++++ Data shown ++++
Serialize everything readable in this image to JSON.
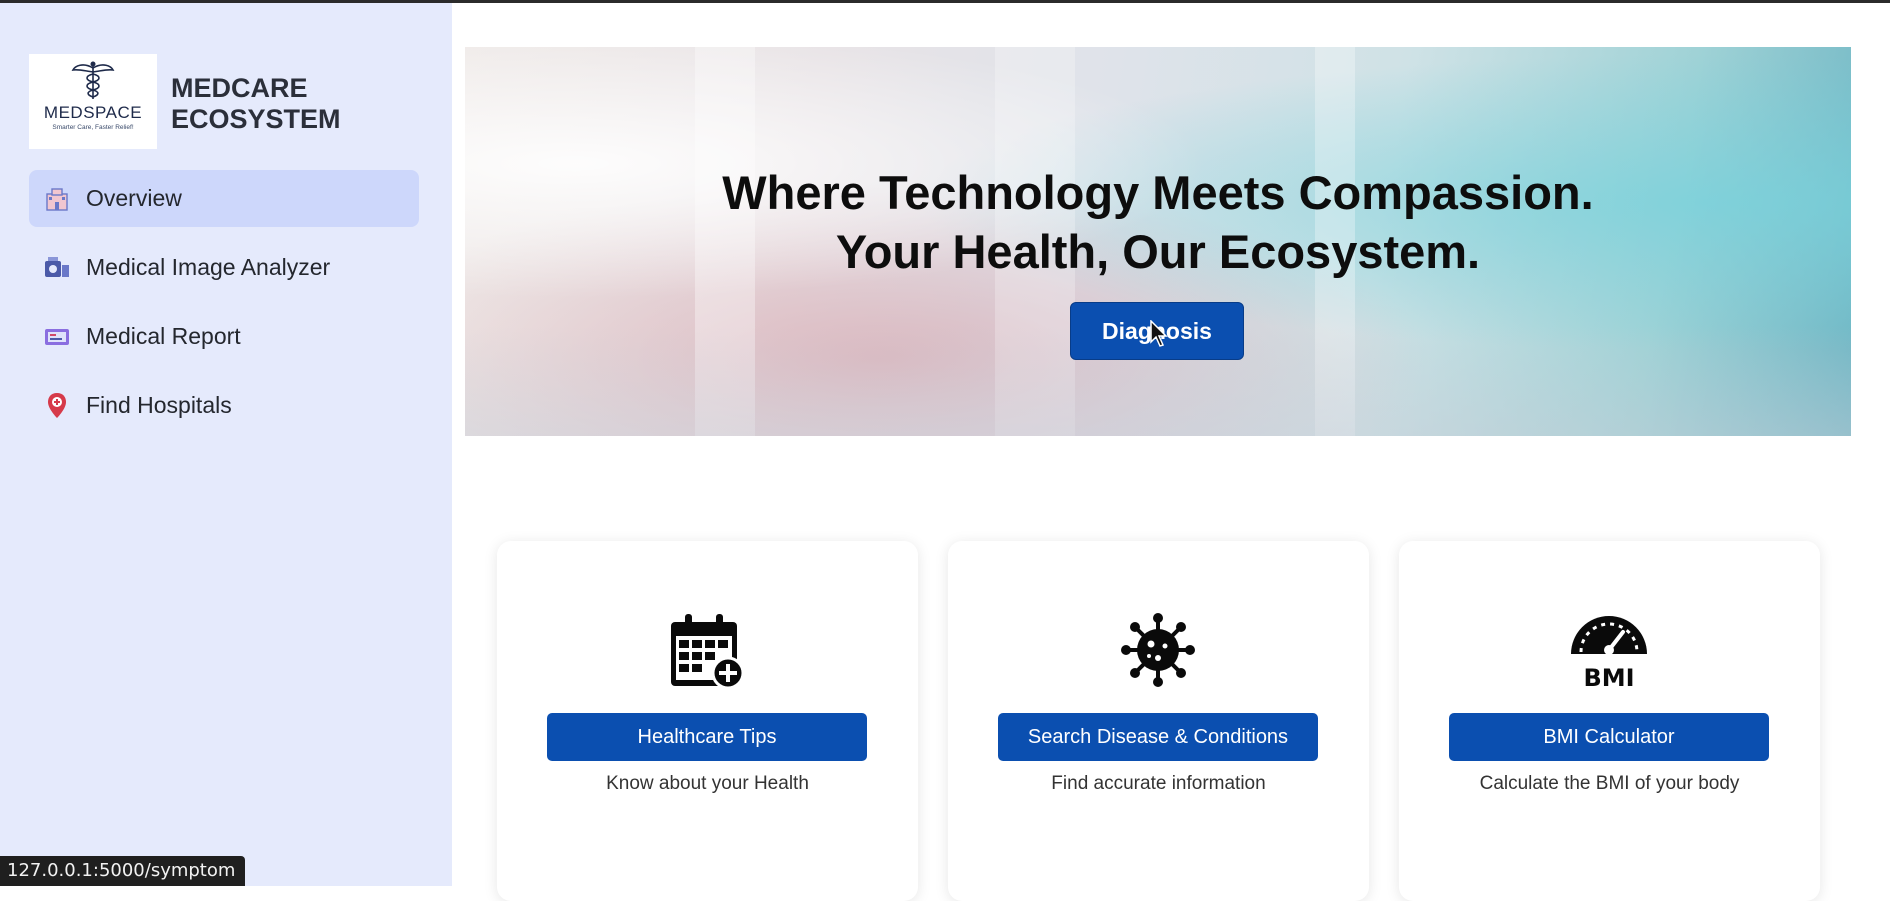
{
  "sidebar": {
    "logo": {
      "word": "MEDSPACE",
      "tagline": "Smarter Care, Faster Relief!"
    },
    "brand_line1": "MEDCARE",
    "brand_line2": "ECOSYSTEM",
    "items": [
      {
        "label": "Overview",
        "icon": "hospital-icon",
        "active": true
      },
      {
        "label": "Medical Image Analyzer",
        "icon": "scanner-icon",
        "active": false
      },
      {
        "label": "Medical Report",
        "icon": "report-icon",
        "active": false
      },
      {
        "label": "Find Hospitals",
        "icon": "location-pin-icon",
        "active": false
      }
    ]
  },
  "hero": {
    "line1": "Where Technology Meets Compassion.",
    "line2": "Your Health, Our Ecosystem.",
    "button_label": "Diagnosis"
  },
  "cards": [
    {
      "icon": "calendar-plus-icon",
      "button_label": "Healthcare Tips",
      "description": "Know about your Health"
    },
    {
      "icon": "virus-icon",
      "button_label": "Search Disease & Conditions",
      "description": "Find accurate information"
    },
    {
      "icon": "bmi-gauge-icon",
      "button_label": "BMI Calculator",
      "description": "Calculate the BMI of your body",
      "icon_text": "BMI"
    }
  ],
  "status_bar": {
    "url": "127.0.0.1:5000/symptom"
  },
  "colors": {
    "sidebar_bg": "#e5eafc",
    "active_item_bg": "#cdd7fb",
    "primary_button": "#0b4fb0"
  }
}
++++
Every line with "Medical" in it should be copied from the entries above.

        "label": "Medical Image Analyzer",
        "label": "Medical Report",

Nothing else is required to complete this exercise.